>> START Excerpted passage

# baby sharks in the bay



## tom1s (Oct 4, 2007)

Well I went out with my brother on his boat saturday drifting around with ly's and live pinfish on the bottom. Passed NAS and out into the pass and all we could find was tiny sharks, over and over. 5 of them i think. Thought it was worth a post...I dont know if its the time of year or dumb luck but I dont think Iv seen so many baby sharks on one trip.


----------



## fishn4fun (May 11, 2008)

I had the same problem yesterday around Pickens every time I would put a pinfish down I would catch a small shark


----------



## sandy (Oct 28, 2009)

ive had the same problem at pickens, I caught around 15 baby sharks one night, they were killin my bait but I did have a few good runs from some really big sharks


----------



## Yaksquatch (Mar 23, 2009)

Problem?! The more baby sharks we have, the more big-un's we'll have to catch in 5-10 years. Sharks get the shaft all the time, but they're some hard fighting fish! The little ones are great for light tackle and are great for introducing people to saltwater fishing.

That's a pretty little scalloped hammerhead. I haven't caught any hammers yet, but I've caught lots of babies of other species all over the bay year round. They use it as refuge till they get big enough to venture offshore.

Alex


----------



## lastcast (Oct 12, 2007)

They only get about 3 feet.
http://en.wikipedia.org/wiki/Bonnethead


----------



## Flatspro (Oct 3, 2007)

That is a scalloped hammer head not a bonnet head they can grow to 12+ feet. The one in the pic is probably 2yrs old.


----------



## Yaksquatch (Mar 23, 2009)

lastcast said:


> They only get about 3 feet.
> http://en.wikipedia.org/wiki/Bonnethead











Comparison of hammerhead sharks: A. smooth hammerhead, B. scalloped hammerhead, C. great hammerhead, D. bonnethead, © George Burgess

From: http://www.flmnh.ufl.edu/fish/gallery/descript/schammer/scallopedhammerhead.html


Alex


----------

>> END Excerpted passage

In the baby sharks thread, how large does Flatspro say scalloped hammerheads can grow? The material after this point comes from a different source than the thread.

>> START Material provided

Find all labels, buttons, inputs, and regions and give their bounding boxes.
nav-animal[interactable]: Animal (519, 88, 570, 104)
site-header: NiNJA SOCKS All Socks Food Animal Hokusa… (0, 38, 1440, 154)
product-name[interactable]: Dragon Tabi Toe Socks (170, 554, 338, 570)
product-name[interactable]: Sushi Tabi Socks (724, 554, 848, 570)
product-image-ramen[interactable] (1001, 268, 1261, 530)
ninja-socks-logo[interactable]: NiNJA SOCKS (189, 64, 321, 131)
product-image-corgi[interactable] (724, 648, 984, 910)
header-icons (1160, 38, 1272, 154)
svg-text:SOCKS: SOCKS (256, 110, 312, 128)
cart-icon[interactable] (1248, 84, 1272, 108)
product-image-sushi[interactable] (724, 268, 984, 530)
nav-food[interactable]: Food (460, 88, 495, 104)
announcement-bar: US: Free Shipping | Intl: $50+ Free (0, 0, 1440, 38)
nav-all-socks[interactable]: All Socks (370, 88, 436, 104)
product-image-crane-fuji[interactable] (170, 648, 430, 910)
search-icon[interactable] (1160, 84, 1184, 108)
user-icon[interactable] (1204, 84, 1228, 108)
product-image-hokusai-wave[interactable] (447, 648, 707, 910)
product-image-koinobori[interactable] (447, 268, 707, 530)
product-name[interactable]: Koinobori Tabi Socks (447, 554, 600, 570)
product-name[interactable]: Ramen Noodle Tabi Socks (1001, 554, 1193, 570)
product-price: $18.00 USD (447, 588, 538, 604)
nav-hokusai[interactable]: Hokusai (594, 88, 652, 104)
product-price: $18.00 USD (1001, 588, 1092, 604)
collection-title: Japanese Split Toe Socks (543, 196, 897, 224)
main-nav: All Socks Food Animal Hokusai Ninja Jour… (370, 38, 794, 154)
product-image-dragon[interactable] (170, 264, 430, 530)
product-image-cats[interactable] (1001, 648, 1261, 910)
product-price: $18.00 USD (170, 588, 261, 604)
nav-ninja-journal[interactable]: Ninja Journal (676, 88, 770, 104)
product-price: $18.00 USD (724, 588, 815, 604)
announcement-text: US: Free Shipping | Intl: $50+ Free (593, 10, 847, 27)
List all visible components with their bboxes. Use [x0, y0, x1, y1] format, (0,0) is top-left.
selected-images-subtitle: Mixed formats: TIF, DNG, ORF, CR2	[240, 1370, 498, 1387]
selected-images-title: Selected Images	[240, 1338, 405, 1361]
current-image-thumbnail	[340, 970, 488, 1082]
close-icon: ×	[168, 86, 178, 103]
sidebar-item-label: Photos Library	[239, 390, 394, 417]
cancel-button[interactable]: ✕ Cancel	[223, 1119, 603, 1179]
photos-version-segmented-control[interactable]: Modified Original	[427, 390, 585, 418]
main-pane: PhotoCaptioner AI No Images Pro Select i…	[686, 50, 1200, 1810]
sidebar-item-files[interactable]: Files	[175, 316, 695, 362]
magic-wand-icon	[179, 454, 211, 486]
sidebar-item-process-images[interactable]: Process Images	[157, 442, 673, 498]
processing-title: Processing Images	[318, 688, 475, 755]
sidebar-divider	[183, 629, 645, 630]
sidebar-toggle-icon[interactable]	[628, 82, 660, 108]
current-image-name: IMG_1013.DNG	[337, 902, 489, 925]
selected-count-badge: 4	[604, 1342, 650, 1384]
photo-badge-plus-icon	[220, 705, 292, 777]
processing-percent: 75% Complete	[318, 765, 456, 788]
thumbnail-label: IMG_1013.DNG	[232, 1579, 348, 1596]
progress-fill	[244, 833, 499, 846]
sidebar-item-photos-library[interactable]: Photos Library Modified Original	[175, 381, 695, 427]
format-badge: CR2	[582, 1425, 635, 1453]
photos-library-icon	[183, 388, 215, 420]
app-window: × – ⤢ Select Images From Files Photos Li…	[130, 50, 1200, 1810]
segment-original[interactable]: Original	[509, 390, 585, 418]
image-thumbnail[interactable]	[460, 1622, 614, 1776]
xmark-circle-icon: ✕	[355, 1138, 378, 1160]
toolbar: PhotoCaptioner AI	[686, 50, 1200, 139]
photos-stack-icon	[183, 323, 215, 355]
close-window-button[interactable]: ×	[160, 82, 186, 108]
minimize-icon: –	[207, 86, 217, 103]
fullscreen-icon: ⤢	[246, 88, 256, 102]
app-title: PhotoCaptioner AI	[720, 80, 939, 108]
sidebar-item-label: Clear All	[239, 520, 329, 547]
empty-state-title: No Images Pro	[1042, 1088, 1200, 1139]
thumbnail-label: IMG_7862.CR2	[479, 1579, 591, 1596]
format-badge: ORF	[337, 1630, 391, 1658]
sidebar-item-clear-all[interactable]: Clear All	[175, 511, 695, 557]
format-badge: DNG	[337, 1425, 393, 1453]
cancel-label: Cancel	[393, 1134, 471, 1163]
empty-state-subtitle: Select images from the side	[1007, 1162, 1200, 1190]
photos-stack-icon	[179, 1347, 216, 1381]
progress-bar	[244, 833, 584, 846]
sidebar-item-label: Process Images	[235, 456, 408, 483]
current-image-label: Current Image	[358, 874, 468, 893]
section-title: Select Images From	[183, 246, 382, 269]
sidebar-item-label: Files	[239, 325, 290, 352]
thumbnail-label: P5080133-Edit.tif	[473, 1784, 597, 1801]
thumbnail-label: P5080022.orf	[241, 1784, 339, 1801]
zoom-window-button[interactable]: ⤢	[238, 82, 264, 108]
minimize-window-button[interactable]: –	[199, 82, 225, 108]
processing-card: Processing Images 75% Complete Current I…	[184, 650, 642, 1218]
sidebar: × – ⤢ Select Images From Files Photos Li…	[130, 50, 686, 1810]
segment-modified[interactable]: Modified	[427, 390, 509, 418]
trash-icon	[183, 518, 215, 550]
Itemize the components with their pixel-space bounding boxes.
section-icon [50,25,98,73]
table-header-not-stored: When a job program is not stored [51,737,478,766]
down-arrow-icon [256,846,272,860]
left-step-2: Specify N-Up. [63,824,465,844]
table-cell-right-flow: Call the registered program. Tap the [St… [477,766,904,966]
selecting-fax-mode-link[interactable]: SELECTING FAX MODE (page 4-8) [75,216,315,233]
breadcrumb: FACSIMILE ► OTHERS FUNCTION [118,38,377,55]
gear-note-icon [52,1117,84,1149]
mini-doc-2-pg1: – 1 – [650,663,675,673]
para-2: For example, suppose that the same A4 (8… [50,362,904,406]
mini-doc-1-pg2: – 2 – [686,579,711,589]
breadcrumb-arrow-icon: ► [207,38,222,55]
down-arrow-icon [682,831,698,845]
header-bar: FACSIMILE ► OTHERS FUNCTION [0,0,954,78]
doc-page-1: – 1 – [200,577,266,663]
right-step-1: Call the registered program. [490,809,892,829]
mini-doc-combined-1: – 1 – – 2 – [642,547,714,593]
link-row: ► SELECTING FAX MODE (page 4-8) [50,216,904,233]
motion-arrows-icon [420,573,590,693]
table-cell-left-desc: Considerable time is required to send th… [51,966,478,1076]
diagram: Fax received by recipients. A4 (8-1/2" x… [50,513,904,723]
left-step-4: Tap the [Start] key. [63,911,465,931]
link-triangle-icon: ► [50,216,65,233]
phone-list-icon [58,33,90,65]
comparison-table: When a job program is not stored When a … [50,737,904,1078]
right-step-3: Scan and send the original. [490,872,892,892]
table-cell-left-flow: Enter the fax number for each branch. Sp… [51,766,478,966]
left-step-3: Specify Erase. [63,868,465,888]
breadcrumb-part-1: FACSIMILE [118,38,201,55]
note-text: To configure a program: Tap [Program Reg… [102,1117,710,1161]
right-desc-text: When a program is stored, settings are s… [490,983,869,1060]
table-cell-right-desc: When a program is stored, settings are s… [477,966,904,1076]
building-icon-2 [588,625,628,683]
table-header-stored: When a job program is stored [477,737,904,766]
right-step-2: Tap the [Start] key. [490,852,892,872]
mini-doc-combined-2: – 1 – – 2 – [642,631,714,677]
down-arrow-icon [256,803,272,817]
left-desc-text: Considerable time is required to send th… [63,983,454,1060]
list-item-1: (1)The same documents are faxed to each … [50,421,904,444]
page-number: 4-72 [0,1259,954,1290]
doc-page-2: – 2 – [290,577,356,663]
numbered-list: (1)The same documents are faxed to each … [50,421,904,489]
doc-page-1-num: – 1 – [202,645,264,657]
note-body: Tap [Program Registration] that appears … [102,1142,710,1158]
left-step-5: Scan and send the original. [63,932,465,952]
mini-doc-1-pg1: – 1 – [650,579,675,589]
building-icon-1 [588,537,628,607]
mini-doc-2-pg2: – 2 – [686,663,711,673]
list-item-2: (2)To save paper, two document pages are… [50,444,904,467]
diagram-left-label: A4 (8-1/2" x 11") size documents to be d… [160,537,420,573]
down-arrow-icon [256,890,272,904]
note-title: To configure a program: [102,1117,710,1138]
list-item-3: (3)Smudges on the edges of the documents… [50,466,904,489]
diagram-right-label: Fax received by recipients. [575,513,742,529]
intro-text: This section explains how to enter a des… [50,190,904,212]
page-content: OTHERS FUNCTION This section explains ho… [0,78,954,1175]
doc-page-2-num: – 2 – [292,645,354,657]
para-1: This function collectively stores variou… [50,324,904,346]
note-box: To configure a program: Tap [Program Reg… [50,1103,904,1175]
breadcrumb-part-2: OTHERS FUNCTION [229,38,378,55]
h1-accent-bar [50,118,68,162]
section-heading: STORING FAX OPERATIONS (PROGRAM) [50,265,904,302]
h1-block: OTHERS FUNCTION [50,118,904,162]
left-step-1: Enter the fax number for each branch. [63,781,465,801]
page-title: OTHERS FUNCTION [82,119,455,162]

>> END Material provided

» Answer to the exercise: 12+ feet.